» WRITTEN INSTRUCTION:
Pull each line holding "application" out of the entries below.

[Data excerpts]
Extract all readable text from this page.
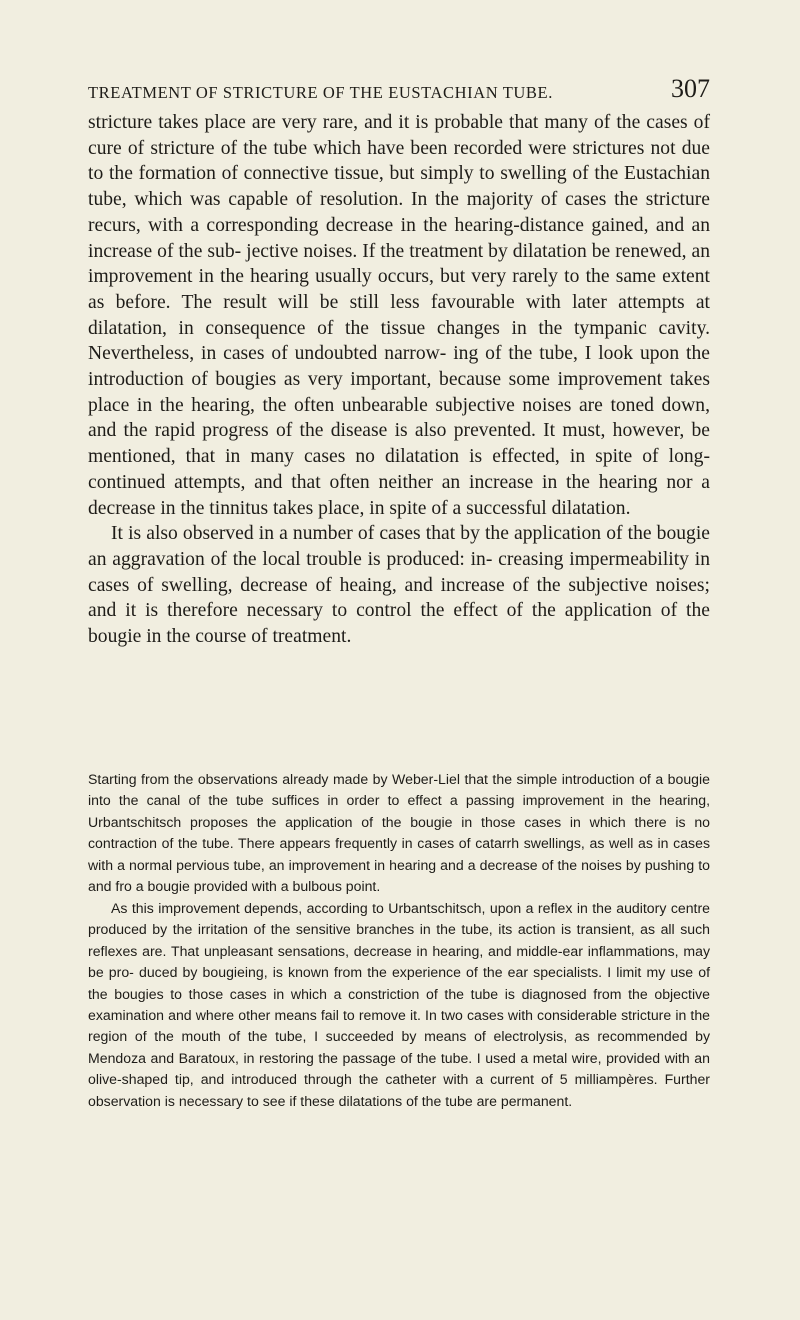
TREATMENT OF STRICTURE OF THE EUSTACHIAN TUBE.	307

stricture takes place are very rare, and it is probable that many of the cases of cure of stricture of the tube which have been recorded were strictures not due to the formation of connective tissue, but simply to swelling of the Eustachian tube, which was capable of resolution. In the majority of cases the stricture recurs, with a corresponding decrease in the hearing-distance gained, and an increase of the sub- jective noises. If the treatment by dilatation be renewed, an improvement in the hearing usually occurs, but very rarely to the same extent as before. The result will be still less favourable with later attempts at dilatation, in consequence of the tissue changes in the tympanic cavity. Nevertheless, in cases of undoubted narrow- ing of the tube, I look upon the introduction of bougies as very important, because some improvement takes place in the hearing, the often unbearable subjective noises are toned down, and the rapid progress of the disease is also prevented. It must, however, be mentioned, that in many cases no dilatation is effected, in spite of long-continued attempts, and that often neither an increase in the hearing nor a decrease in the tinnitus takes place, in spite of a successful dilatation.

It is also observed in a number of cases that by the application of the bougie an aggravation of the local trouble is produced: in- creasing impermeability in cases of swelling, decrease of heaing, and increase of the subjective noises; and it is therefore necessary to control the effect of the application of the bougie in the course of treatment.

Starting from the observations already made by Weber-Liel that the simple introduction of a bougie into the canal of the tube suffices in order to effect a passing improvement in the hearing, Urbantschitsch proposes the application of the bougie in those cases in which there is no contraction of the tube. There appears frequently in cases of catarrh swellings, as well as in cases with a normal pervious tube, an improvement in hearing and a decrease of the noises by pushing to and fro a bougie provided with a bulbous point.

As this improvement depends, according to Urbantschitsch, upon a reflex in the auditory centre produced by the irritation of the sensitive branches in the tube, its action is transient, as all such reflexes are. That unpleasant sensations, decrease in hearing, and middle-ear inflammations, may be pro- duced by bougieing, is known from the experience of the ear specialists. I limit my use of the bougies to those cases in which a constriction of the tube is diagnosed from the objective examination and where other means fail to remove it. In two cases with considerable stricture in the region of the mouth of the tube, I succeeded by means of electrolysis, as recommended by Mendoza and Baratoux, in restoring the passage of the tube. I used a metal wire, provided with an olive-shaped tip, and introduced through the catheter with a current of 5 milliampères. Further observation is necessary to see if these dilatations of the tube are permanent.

» OUTPUT FOR THIS EXERCISE:
It is also observed in a number of cases that by the application of the bougie an aggravation of the local trouble is produced: in- creasing impermeability in cases of swelling, decrease of heaing, and increase of the subjective noises; and it is therefore necessary to control the effect of the application of the bougie in the course of treatment.
Starting from the observations already made by Weber-Liel that the simple introduction of a bougie into the canal of the tube suffices in order to effect a passing improvement in the hearing, Urbantschitsch proposes the application of the bougie in those cases in which there is no contraction of the tube. There appears frequently in cases of catarrh swellings, as well as in cases with a normal pervious tube, an improvement in hearing and a decrease of the noises by pushing to and fro a bougie provided with a bulbous point.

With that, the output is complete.